> [DO THIS]: Word for word, give the material below again, minus any images.

[start]

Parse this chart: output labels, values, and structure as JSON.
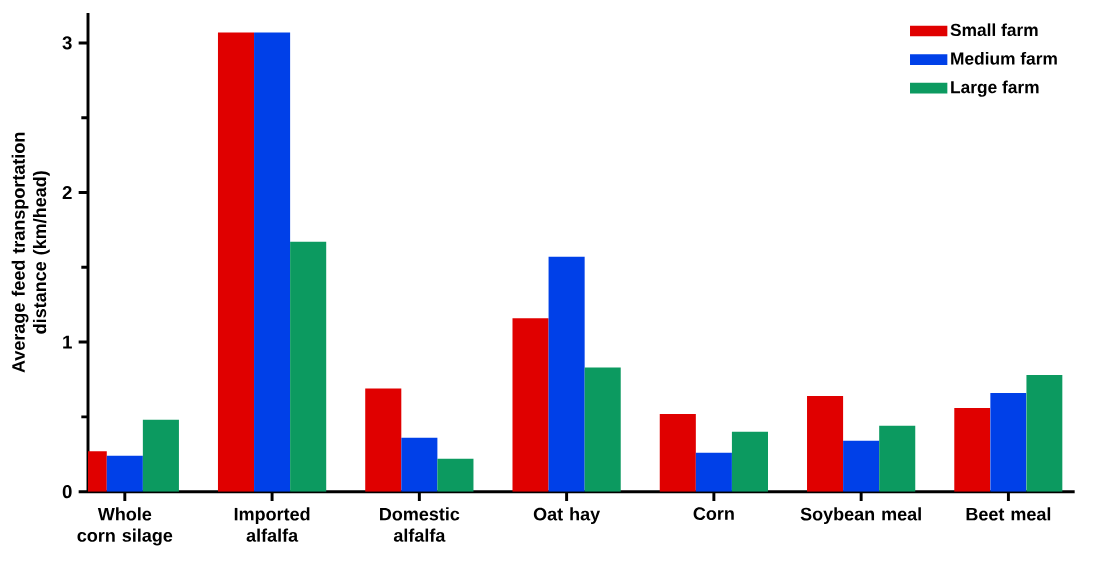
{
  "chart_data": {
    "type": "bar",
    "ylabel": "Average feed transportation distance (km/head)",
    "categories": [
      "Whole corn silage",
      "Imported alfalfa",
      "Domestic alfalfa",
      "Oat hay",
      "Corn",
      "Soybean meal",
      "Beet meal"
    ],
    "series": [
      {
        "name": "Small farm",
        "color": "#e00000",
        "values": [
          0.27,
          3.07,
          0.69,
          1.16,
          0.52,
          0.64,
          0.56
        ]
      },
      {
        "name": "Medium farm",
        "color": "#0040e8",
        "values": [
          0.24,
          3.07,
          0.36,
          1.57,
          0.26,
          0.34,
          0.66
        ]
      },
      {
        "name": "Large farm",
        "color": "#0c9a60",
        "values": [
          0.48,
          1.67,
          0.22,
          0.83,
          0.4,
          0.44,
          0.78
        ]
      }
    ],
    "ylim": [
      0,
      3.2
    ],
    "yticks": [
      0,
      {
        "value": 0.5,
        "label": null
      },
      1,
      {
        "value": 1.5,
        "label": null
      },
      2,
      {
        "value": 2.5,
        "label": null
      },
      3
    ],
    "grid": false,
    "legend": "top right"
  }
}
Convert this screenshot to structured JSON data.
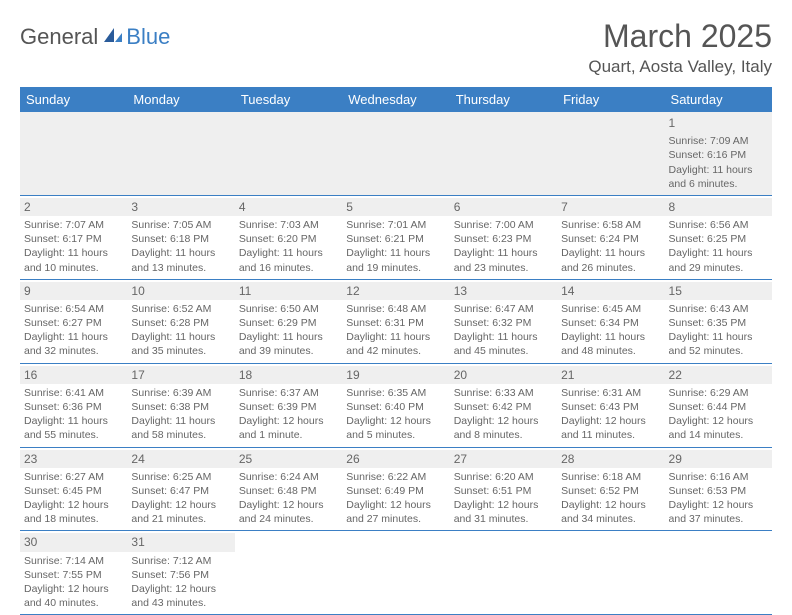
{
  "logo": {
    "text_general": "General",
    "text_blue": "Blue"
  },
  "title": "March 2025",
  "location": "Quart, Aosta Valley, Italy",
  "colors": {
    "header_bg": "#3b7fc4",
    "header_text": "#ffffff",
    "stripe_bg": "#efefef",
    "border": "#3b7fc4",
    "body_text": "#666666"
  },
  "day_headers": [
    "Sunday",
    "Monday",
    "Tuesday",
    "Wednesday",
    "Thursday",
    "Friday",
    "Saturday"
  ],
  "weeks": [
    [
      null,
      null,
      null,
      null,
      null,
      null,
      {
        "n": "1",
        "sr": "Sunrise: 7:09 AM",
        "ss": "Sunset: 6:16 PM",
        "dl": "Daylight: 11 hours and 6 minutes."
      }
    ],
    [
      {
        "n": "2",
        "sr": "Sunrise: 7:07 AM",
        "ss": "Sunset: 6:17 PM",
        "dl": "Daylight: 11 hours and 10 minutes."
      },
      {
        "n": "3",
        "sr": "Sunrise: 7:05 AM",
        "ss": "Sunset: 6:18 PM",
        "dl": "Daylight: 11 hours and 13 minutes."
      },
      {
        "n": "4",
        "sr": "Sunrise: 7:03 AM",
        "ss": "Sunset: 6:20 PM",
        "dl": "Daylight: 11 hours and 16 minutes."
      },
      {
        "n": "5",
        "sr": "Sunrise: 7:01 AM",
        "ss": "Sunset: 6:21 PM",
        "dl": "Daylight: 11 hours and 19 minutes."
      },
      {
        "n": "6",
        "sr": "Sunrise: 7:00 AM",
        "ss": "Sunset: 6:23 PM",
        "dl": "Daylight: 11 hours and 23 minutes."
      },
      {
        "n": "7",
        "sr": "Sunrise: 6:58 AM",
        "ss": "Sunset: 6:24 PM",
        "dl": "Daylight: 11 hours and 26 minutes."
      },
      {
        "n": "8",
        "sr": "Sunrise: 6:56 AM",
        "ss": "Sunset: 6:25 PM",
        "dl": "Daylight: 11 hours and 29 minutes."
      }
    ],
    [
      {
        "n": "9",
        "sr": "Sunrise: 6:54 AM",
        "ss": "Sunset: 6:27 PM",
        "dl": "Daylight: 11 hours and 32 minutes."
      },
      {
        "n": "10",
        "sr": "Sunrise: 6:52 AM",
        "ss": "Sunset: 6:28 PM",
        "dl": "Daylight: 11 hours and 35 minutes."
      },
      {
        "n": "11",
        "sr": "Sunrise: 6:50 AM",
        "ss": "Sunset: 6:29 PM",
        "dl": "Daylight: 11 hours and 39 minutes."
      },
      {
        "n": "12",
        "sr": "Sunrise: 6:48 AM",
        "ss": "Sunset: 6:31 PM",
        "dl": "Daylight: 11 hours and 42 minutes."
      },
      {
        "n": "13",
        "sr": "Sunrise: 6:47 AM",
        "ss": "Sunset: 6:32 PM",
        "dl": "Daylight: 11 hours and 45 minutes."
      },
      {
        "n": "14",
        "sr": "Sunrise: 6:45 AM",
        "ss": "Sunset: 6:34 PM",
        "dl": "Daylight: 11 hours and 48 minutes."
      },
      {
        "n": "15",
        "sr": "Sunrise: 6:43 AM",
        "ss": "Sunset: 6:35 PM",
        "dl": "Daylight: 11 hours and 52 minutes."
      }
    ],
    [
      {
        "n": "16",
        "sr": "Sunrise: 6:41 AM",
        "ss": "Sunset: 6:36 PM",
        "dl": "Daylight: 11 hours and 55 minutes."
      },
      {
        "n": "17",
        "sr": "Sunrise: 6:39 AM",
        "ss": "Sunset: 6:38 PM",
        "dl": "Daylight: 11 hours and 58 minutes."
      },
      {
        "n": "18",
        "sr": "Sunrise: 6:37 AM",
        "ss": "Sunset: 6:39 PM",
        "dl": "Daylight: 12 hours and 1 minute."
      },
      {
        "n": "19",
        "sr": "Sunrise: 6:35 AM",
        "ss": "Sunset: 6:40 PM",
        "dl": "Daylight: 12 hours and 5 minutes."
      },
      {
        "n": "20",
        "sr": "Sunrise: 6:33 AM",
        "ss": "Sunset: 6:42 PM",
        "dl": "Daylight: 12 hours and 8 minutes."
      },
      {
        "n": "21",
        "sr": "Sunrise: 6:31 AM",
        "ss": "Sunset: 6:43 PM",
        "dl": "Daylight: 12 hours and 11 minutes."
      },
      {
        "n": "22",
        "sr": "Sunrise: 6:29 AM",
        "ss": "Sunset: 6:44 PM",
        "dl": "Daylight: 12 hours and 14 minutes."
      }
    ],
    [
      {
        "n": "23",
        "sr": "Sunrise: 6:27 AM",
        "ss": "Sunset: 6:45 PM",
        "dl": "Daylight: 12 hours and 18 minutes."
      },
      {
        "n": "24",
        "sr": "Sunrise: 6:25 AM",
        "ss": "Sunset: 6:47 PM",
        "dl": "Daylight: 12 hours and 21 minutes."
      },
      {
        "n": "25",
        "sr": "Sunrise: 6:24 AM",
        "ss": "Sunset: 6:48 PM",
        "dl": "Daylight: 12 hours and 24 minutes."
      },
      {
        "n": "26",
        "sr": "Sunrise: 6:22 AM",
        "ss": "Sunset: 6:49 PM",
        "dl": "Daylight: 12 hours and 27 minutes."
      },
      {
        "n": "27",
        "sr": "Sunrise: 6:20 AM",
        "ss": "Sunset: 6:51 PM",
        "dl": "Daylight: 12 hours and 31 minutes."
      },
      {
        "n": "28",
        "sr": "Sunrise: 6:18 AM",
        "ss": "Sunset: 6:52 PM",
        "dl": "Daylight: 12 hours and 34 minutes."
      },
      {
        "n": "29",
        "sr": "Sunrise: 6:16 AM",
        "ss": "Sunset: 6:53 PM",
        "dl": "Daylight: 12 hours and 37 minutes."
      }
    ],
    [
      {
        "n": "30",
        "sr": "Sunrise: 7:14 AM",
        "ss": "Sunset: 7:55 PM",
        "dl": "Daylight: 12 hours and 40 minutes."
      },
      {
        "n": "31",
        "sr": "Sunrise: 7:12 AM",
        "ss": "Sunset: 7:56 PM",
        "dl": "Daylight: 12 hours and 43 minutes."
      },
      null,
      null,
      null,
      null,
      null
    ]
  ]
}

[end]

> [THE REPLY]:
Parse this chart: output labels, values, and structure as JSON.
{
  "chart_data": {
    "type": "bar",
    "ylabel": "Average feed transportation distance (km/head)",
    "categories": [
      "Whole corn silage",
      "Imported alfalfa",
      "Domestic alfalfa",
      "Oat hay",
      "Corn",
      "Soybean meal",
      "Beet meal"
    ],
    "series": [
      {
        "name": "Small farm",
        "color": "#e00000",
        "values": [
          0.27,
          3.07,
          0.69,
          1.16,
          0.52,
          0.64,
          0.56
        ]
      },
      {
        "name": "Medium farm",
        "color": "#0040e8",
        "values": [
          0.24,
          3.07,
          0.36,
          1.57,
          0.26,
          0.34,
          0.66
        ]
      },
      {
        "name": "Large farm",
        "color": "#0c9a60",
        "values": [
          0.48,
          1.67,
          0.22,
          0.83,
          0.4,
          0.44,
          0.78
        ]
      }
    ],
    "ylim": [
      0,
      3.2
    ],
    "yticks": [
      0,
      {
        "value": 0.5,
        "label": null
      },
      1,
      {
        "value": 1.5,
        "label": null
      },
      2,
      {
        "value": 2.5,
        "label": null
      },
      3
    ],
    "grid": false,
    "legend": "top right"
  }
}
Convert this screenshot to structured JSON data.
{
  "logo": {
    "text_general": "General",
    "text_blue": "Blue"
  },
  "title": "March 2025",
  "location": "Quart, Aosta Valley, Italy",
  "colors": {
    "header_bg": "#3b7fc4",
    "header_text": "#ffffff",
    "stripe_bg": "#efefef",
    "border": "#3b7fc4",
    "body_text": "#666666"
  },
  "day_headers": [
    "Sunday",
    "Monday",
    "Tuesday",
    "Wednesday",
    "Thursday",
    "Friday",
    "Saturday"
  ],
  "weeks": [
    [
      null,
      null,
      null,
      null,
      null,
      null,
      {
        "n": "1",
        "sr": "Sunrise: 7:09 AM",
        "ss": "Sunset: 6:16 PM",
        "dl": "Daylight: 11 hours and 6 minutes."
      }
    ],
    [
      {
        "n": "2",
        "sr": "Sunrise: 7:07 AM",
        "ss": "Sunset: 6:17 PM",
        "dl": "Daylight: 11 hours and 10 minutes."
      },
      {
        "n": "3",
        "sr": "Sunrise: 7:05 AM",
        "ss": "Sunset: 6:18 PM",
        "dl": "Daylight: 11 hours and 13 minutes."
      },
      {
        "n": "4",
        "sr": "Sunrise: 7:03 AM",
        "ss": "Sunset: 6:20 PM",
        "dl": "Daylight: 11 hours and 16 minutes."
      },
      {
        "n": "5",
        "sr": "Sunrise: 7:01 AM",
        "ss": "Sunset: 6:21 PM",
        "dl": "Daylight: 11 hours and 19 minutes."
      },
      {
        "n": "6",
        "sr": "Sunrise: 7:00 AM",
        "ss": "Sunset: 6:23 PM",
        "dl": "Daylight: 11 hours and 23 minutes."
      },
      {
        "n": "7",
        "sr": "Sunrise: 6:58 AM",
        "ss": "Sunset: 6:24 PM",
        "dl": "Daylight: 11 hours and 26 minutes."
      },
      {
        "n": "8",
        "sr": "Sunrise: 6:56 AM",
        "ss": "Sunset: 6:25 PM",
        "dl": "Daylight: 11 hours and 29 minutes."
      }
    ],
    [
      {
        "n": "9",
        "sr": "Sunrise: 6:54 AM",
        "ss": "Sunset: 6:27 PM",
        "dl": "Daylight: 11 hours and 32 minutes."
      },
      {
        "n": "10",
        "sr": "Sunrise: 6:52 AM",
        "ss": "Sunset: 6:28 PM",
        "dl": "Daylight: 11 hours and 35 minutes."
      },
      {
        "n": "11",
        "sr": "Sunrise: 6:50 AM",
        "ss": "Sunset: 6:29 PM",
        "dl": "Daylight: 11 hours and 39 minutes."
      },
      {
        "n": "12",
        "sr": "Sunrise: 6:48 AM",
        "ss": "Sunset: 6:31 PM",
        "dl": "Daylight: 11 hours and 42 minutes."
      },
      {
        "n": "13",
        "sr": "Sunrise: 6:47 AM",
        "ss": "Sunset: 6:32 PM",
        "dl": "Daylight: 11 hours and 45 minutes."
      },
      {
        "n": "14",
        "sr": "Sunrise: 6:45 AM",
        "ss": "Sunset: 6:34 PM",
        "dl": "Daylight: 11 hours and 48 minutes."
      },
      {
        "n": "15",
        "sr": "Sunrise: 6:43 AM",
        "ss": "Sunset: 6:35 PM",
        "dl": "Daylight: 11 hours and 52 minutes."
      }
    ],
    [
      {
        "n": "16",
        "sr": "Sunrise: 6:41 AM",
        "ss": "Sunset: 6:36 PM",
        "dl": "Daylight: 11 hours and 55 minutes."
      },
      {
        "n": "17",
        "sr": "Sunrise: 6:39 AM",
        "ss": "Sunset: 6:38 PM",
        "dl": "Daylight: 11 hours and 58 minutes."
      },
      {
        "n": "18",
        "sr": "Sunrise: 6:37 AM",
        "ss": "Sunset: 6:39 PM",
        "dl": "Daylight: 12 hours and 1 minute."
      },
      {
        "n": "19",
        "sr": "Sunrise: 6:35 AM",
        "ss": "Sunset: 6:40 PM",
        "dl": "Daylight: 12 hours and 5 minutes."
      },
      {
        "n": "20",
        "sr": "Sunrise: 6:33 AM",
        "ss": "Sunset: 6:42 PM",
        "dl": "Daylight: 12 hours and 8 minutes."
      },
      {
        "n": "21",
        "sr": "Sunrise: 6:31 AM",
        "ss": "Sunset: 6:43 PM",
        "dl": "Daylight: 12 hours and 11 minutes."
      },
      {
        "n": "22",
        "sr": "Sunrise: 6:29 AM",
        "ss": "Sunset: 6:44 PM",
        "dl": "Daylight: 12 hours and 14 minutes."
      }
    ],
    [
      {
        "n": "23",
        "sr": "Sunrise: 6:27 AM",
        "ss": "Sunset: 6:45 PM",
        "dl": "Daylight: 12 hours and 18 minutes."
      },
      {
        "n": "24",
        "sr": "Sunrise: 6:25 AM",
        "ss": "Sunset: 6:47 PM",
        "dl": "Daylight: 12 hours and 21 minutes."
      },
      {
        "n": "25",
        "sr": "Sunrise: 6:24 AM",
        "ss": "Sunset: 6:48 PM",
        "dl": "Daylight: 12 hours and 24 minutes."
      },
      {
        "n": "26",
        "sr": "Sunrise: 6:22 AM",
        "ss": "Sunset: 6:49 PM",
        "dl": "Daylight: 12 hours and 27 minutes."
      },
      {
        "n": "27",
        "sr": "Sunrise: 6:20 AM",
        "ss": "Sunset: 6:51 PM",
        "dl": "Daylight: 12 hours and 31 minutes."
      },
      {
        "n": "28",
        "sr": "Sunrise: 6:18 AM",
        "ss": "Sunset: 6:52 PM",
        "dl": "Daylight: 12 hours and 34 minutes."
      },
      {
        "n": "29",
        "sr": "Sunrise: 6:16 AM",
        "ss": "Sunset: 6:53 PM",
        "dl": "Daylight: 12 hours and 37 minutes."
      }
    ],
    [
      {
        "n": "30",
        "sr": "Sunrise: 7:14 AM",
        "ss": "Sunset: 7:55 PM",
        "dl": "Daylight: 12 hours and 40 minutes."
      },
      {
        "n": "31",
        "sr": "Sunrise: 7:12 AM",
        "ss": "Sunset: 7:56 PM",
        "dl": "Daylight: 12 hours and 43 minutes."
      },
      null,
      null,
      null,
      null,
      null
    ]
  ]
}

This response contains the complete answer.